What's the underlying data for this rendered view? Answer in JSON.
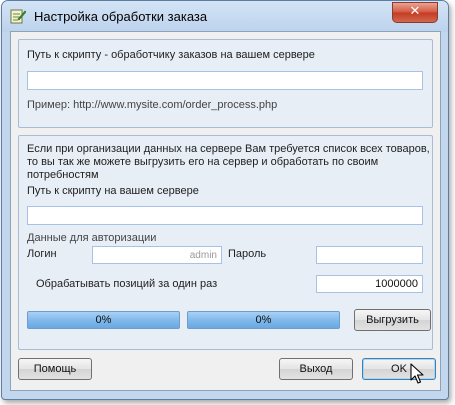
{
  "window": {
    "title": "Настройка обработки заказа",
    "close_label": "✕"
  },
  "script_section": {
    "path_label": "Путь к скрипту - обработчику заказов на вашем сервере",
    "path_value": "",
    "example_text": "Пример: http://www.mysite.com/order_process.php"
  },
  "products_section": {
    "description_line1": "Если при организации данных на сервере Вам требуется список всех товаров,",
    "description_line2": "то вы так же можете выгрузить его на сервер и обработать по своим",
    "description_line3": "потребностям",
    "path_label": "Путь к скрипту на вашем сервере",
    "path_value": "",
    "auth_label": "Данные для авторизации",
    "login_label": "Логин",
    "login_value": "admin",
    "password_label": "Пароль",
    "password_value": "",
    "batch_label": "Обрабатывать позиций за один раз",
    "batch_value": "1000000",
    "progress1_text": "0%",
    "progress1_value": 0,
    "progress2_text": "0%",
    "progress2_value": 0,
    "upload_button": "Выгрузить"
  },
  "footer": {
    "help_button": "Помощь",
    "exit_button": "Выход",
    "ok_button": "OK"
  },
  "icons": {
    "app": "document-pencil-icon",
    "cursor": "mouse-pointer-icon"
  }
}
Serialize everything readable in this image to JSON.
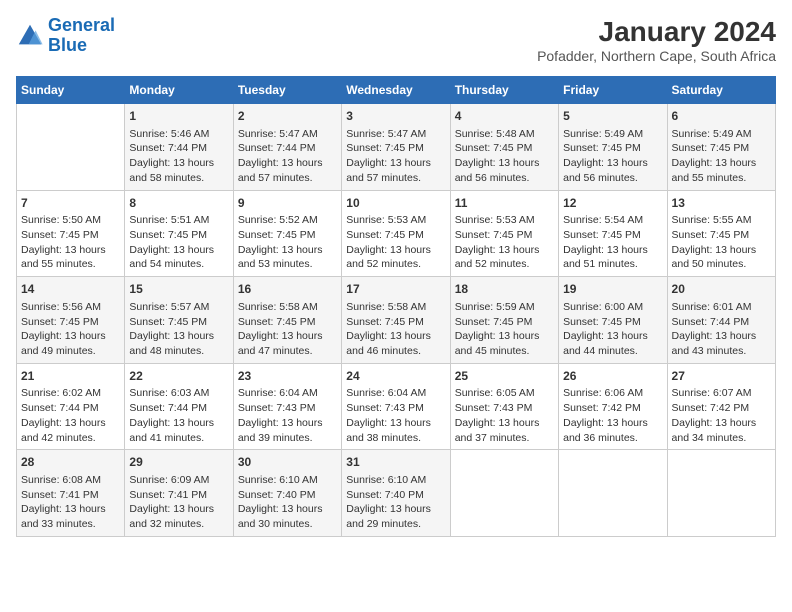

........

Aim of the exercise
Quote every line of the records above exactly; no picture is to be copied.

Solution for this exercise
What's the underlying data for this rendered view? Answer in JSON.
{
  "window": {
    "title": "Настройка обработки заказа",
    "close_label": "✕"
  },
  "script_section": {
    "path_label": "Путь к скрипту - обработчику заказов на вашем сервере",
    "path_value": "",
    "example_text": "Пример: http://www.mysite.com/order_process.php"
  },
  "products_section": {
    "description_line1": "Если при организации данных на сервере Вам требуется список всех товаров,",
    "description_line2": "то вы так же можете выгрузить его на сервер и обработать по своим",
    "description_line3": "потребностям",
    "path_label": "Путь к скрипту на вашем сервере",
    "path_value": "",
    "auth_label": "Данные для авторизации",
    "login_label": "Логин",
    "login_value": "admin",
    "password_label": "Пароль",
    "password_value": "",
    "batch_label": "Обрабатывать позиций за один раз",
    "batch_value": "1000000",
    "progress1_text": "0%",
    "progress1_value": 0,
    "progress2_text": "0%",
    "progress2_value": 0,
    "upload_button": "Выгрузить"
  },
  "footer": {
    "help_button": "Помощь",
    "exit_button": "Выход",
    "ok_button": "OK"
  },
  "icons": {
    "app": "document-pencil-icon",
    "cursor": "mouse-pointer-icon"
  }
}
Serialize everything readable in this image to JSON.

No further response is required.